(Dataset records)
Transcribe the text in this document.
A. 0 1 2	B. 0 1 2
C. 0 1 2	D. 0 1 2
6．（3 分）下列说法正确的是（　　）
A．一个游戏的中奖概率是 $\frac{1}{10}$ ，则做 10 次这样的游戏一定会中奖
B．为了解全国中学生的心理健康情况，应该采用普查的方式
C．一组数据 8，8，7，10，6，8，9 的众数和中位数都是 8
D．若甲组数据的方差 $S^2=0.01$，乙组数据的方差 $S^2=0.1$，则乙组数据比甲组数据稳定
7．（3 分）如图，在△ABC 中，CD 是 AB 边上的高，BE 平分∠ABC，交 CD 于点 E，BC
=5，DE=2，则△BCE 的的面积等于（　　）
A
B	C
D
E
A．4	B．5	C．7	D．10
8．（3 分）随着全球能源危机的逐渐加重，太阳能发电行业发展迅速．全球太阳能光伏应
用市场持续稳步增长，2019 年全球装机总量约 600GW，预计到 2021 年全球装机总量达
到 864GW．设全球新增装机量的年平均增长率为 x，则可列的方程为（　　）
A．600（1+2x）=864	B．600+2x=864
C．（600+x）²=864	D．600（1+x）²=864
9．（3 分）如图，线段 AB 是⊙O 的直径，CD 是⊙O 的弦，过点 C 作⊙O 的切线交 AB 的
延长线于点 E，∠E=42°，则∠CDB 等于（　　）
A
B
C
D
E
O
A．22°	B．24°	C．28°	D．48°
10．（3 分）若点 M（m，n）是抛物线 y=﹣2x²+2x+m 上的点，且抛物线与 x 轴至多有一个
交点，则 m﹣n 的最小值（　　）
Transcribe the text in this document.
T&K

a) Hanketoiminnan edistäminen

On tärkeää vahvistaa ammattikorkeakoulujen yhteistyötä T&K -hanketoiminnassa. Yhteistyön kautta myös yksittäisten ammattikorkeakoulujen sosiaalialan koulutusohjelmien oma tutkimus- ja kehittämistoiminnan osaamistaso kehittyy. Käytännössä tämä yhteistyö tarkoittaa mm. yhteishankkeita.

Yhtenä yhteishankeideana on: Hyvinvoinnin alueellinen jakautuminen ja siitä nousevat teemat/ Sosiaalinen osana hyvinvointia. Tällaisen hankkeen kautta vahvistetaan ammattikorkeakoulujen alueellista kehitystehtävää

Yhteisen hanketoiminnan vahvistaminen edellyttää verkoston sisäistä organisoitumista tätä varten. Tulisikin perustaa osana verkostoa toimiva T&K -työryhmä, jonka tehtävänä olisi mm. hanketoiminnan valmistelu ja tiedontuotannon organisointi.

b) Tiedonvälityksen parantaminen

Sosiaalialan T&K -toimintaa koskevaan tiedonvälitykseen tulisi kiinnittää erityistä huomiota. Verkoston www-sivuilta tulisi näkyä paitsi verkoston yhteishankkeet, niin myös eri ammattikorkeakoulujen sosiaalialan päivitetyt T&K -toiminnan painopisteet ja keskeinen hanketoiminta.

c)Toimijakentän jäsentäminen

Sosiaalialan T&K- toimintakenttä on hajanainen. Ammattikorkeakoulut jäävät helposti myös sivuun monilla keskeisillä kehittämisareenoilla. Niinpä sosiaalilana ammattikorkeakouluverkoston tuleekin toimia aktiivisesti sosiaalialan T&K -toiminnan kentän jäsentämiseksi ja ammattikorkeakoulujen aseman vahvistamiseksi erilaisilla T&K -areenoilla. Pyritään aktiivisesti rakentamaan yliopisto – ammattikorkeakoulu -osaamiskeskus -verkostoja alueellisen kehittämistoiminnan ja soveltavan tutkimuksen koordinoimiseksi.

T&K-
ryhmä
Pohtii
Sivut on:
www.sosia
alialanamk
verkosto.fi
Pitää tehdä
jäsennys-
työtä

## What is required:
Exactly as shown above, return every record.

## Exercise response:
Transcribe the text in this document.
A. 0 1 2	B. 0 1 2
C. 0 1 2	D. 0 1 2
6．（3 分）下列说法正确的是（　　）
A．一个游戏的中奖概率是 $\frac{1}{10}$ ，则做 10 次这样的游戏一定会中奖
B．为了解全国中学生的心理健康情况，应该采用普查的方式
C．一组数据 8，8，7，10，6，8，9 的众数和中位数都是 8
D．若甲组数据的方差 $S^2=0.01$，乙组数据的方差 $S^2=0.1$，则乙组数据比甲组数据稳定
7．（3 分）如图，在△ABC 中，CD 是 AB 边上的高，BE 平分∠ABC，交 CD 于点 E，BC
=5，DE=2，则△BCE 的的面积等于（　　）
A
B	C
D
E
A．4	B．5	C．7	D．10
8．（3 分）随着全球能源危机的逐渐加重，太阳能发电行业发展迅速．全球太阳能光伏应
用市场持续稳步增长，2019 年全球装机总量约 600GW，预计到 2021 年全球装机总量达
到 864GW．设全球新增装机量的年平均增长率为 x，则可列的方程为（　　）
A．600（1+2x）=864	B．600+2x=864
C．（600+x）²=864	D．600（1+x）²=864
9．（3 分）如图，线段 AB 是⊙O 的直径，CD 是⊙O 的弦，过点 C 作⊙O 的切线交 AB 的
延长线于点 E，∠E=42°，则∠CDB 等于（　　）
A
B
C
D
E
O
A．22°	B．24°	C．28°	D．48°
10．（3 分）若点 M（m，n）是抛物线 y=﹣2x²+2x+m 上的点，且抛物线与 x 轴至多有一个
交点，则 m﹣n 的最小值（　　）
Transcribe the text in this document.
T&K

a) Hanketoiminnan edistäminen

On tärkeää vahvistaa ammattikorkeakoulujen yhteistyötä T&K -hanketoiminnassa. Yhteistyön kautta myös yksittäisten ammattikorkeakoulujen sosiaalialan koulutusohjelmien oma tutkimus- ja kehittämistoiminnan osaamistaso kehittyy. Käytännössä tämä yhteistyö tarkoittaa mm. yhteishankkeita.

Yhtenä yhteishankeideana on: Hyvinvoinnin alueellinen jakautuminen ja siitä nousevat teemat/ Sosiaalinen osana hyvinvointia. Tällaisen hankkeen kautta vahvistetaan ammattikorkeakoulujen alueellista kehitystehtävää

Yhteisen hanketoiminnan vahvistaminen edellyttää verkoston sisäistä organisoitumista tätä varten. Tulisikin perustaa osana verkostoa toimiva T&K -työryhmä, jonka tehtävänä olisi mm. hanketoiminnan valmistelu ja tiedontuotannon organisointi.

b) Tiedonvälityksen parantaminen

Sosiaalialan T&K -toimintaa koskevaan tiedonvälitykseen tulisi kiinnittää erityistä huomiota. Verkoston www-sivuilta tulisi näkyä paitsi verkoston yhteishankkeet, niin myös eri ammattikorkeakoulujen sosiaalialan päivitetyt T&K -toiminnan painopisteet ja keskeinen hanketoiminta.

c)Toimijakentän jäsentäminen

Sosiaalialan T&K- toimintakenttä on hajanainen. Ammattikorkeakoulut jäävät helposti myös sivuun monilla keskeisillä kehittämisareenoilla. Niinpä sosiaalilana ammattikorkeakouluverkoston tuleekin toimia aktiivisesti sosiaalialan T&K -toiminnan kentän jäsentämiseksi ja ammattikorkeakoulujen aseman vahvistamiseksi erilaisilla T&K -areenoilla. Pyritään aktiivisesti rakentamaan yliopisto – ammattikorkeakoulu -osaamiskeskus -verkostoja alueellisen kehittämistoiminnan ja soveltavan tutkimuksen koordinoimiseksi.

T&K-
ryhmä
Pohtii
Sivut on:
www.sosia
alialanamk
verkosto.fi
Pitää tehdä
jäsennys-
työtä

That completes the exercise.